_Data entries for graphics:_
★ ★ ★ ★ ★ ★ ★

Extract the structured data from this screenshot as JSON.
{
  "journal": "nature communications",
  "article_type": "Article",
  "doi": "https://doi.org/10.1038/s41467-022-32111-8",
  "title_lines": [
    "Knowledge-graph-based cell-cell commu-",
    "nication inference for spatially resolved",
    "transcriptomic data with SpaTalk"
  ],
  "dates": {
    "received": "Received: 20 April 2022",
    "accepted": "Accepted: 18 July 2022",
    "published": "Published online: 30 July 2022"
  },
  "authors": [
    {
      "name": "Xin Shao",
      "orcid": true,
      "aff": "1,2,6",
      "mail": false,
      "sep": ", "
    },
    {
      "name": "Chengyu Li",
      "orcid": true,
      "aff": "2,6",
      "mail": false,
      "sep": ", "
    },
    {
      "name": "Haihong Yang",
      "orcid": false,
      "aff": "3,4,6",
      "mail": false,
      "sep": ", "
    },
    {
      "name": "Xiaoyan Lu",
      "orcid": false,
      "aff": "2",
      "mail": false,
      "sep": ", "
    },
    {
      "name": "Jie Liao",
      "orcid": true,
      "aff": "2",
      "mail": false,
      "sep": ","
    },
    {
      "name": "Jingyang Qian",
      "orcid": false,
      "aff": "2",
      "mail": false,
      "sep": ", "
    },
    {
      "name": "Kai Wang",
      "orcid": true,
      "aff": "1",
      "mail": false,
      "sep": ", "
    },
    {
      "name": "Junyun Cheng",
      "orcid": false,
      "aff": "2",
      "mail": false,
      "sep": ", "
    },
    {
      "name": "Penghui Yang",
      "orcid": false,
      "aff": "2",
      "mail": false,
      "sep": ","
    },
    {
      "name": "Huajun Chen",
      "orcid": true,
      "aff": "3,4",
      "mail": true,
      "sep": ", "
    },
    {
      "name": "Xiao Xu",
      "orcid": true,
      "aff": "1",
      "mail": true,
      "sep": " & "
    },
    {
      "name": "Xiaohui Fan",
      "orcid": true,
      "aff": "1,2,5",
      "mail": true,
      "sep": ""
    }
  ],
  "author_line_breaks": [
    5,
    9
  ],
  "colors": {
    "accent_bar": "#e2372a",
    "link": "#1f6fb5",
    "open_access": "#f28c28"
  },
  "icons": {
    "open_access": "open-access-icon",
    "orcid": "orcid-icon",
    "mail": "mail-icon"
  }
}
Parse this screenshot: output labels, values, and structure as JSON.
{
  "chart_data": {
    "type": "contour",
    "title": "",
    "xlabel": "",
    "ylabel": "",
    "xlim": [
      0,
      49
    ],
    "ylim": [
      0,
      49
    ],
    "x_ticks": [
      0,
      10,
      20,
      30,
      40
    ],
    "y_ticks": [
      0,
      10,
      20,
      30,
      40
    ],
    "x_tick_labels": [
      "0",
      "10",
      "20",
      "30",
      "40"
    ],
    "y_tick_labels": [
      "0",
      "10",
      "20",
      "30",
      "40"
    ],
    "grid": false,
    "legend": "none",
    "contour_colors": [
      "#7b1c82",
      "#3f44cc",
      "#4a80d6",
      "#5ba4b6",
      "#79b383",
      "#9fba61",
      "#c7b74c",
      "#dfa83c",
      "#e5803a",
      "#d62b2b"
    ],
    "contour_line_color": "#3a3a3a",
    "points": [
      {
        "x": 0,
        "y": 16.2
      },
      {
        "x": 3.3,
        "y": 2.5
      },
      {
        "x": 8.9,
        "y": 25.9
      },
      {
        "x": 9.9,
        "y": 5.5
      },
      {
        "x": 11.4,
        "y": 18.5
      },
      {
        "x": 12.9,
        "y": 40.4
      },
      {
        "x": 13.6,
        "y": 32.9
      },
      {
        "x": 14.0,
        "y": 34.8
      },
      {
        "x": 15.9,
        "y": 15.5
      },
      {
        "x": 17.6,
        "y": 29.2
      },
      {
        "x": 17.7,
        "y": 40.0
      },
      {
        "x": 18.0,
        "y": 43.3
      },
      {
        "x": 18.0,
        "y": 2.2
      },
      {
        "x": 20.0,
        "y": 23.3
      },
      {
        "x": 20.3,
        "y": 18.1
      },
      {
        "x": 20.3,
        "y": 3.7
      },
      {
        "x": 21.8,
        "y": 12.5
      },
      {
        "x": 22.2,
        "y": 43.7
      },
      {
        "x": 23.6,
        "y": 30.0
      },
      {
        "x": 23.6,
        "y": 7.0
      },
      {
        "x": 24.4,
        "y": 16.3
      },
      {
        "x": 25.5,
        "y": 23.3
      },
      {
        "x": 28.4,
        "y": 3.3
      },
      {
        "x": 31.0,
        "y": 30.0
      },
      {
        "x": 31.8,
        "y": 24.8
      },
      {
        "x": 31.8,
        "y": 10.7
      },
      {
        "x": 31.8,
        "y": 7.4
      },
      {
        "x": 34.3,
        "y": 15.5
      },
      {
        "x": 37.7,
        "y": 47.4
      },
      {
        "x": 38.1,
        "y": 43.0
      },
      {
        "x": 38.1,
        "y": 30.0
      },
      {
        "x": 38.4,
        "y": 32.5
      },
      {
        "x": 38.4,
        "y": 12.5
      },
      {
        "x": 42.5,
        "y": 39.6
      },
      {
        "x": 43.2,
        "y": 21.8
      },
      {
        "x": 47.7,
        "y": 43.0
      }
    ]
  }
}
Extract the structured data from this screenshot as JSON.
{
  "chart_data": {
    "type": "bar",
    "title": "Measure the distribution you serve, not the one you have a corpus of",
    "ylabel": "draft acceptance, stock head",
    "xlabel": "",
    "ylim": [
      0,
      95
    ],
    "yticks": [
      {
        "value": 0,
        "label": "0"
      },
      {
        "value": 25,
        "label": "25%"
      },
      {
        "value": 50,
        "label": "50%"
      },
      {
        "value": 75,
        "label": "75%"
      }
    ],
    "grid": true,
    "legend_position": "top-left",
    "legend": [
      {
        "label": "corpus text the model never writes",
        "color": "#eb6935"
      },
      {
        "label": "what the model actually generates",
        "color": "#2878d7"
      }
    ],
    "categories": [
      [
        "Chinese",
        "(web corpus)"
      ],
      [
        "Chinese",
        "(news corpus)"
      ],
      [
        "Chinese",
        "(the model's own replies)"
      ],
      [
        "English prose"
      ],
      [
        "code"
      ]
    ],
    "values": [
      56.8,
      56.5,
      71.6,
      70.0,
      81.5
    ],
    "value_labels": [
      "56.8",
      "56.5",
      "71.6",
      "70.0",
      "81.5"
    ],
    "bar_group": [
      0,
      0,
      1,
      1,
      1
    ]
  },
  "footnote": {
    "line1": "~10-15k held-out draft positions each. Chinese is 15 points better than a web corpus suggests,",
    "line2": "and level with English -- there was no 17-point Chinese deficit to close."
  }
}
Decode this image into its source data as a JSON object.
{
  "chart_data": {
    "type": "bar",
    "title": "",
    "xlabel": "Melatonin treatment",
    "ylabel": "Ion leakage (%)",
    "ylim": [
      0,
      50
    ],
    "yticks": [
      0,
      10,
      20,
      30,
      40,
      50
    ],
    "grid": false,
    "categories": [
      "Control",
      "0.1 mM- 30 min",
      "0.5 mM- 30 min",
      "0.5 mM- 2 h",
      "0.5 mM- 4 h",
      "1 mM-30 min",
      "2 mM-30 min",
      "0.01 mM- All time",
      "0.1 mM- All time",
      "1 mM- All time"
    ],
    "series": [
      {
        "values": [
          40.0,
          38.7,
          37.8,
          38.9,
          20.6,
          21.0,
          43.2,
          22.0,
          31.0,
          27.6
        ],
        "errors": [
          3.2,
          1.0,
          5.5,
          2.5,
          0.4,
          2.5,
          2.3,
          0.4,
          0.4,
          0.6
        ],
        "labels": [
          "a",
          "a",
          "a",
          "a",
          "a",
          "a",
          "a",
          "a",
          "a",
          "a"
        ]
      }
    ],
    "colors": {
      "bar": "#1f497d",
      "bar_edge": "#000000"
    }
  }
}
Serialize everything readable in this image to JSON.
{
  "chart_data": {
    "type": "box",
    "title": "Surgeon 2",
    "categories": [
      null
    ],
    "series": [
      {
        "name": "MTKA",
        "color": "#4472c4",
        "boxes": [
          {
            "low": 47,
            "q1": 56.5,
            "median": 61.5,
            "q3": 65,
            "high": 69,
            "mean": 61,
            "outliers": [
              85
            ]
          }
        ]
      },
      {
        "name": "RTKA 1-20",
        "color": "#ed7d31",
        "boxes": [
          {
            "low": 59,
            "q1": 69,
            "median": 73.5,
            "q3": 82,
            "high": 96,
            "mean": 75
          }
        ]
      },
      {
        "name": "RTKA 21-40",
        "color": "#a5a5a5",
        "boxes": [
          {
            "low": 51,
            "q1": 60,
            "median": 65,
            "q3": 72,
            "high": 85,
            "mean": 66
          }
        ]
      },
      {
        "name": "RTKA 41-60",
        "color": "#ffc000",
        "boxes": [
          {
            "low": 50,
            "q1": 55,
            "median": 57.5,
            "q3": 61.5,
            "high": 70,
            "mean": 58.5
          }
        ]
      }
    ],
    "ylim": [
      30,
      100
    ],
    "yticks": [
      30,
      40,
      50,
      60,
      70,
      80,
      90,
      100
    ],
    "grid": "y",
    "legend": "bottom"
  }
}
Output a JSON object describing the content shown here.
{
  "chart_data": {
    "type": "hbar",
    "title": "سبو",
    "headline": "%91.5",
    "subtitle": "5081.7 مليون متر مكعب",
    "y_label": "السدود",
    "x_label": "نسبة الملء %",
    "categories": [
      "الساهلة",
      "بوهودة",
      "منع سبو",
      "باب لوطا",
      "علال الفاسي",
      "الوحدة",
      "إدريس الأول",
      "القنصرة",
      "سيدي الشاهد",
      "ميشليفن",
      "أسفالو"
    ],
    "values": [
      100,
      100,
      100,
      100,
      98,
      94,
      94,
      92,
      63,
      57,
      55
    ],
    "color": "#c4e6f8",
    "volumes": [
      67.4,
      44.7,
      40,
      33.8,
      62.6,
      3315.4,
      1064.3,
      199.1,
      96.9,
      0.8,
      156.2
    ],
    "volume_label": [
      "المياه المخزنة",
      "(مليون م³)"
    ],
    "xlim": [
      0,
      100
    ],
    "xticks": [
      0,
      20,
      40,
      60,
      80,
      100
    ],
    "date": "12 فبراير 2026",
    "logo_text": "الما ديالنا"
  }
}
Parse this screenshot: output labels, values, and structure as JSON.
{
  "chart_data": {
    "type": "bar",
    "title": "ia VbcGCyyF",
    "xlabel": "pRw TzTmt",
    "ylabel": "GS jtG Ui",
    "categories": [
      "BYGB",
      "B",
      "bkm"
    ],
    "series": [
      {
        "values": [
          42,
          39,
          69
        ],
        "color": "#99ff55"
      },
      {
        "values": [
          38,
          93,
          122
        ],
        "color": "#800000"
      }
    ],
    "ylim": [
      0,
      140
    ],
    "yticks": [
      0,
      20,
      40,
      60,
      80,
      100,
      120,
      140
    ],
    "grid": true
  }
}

★ ★ ★ ★ ★ ★ ★

Pull out every line holding "points" from the records above, and copy it.

_FINISHED TASK:_
    "points": [
    "line1": "~10-15k held-out draft positions each. Chinese is 15 points better than a web corpus suggests,",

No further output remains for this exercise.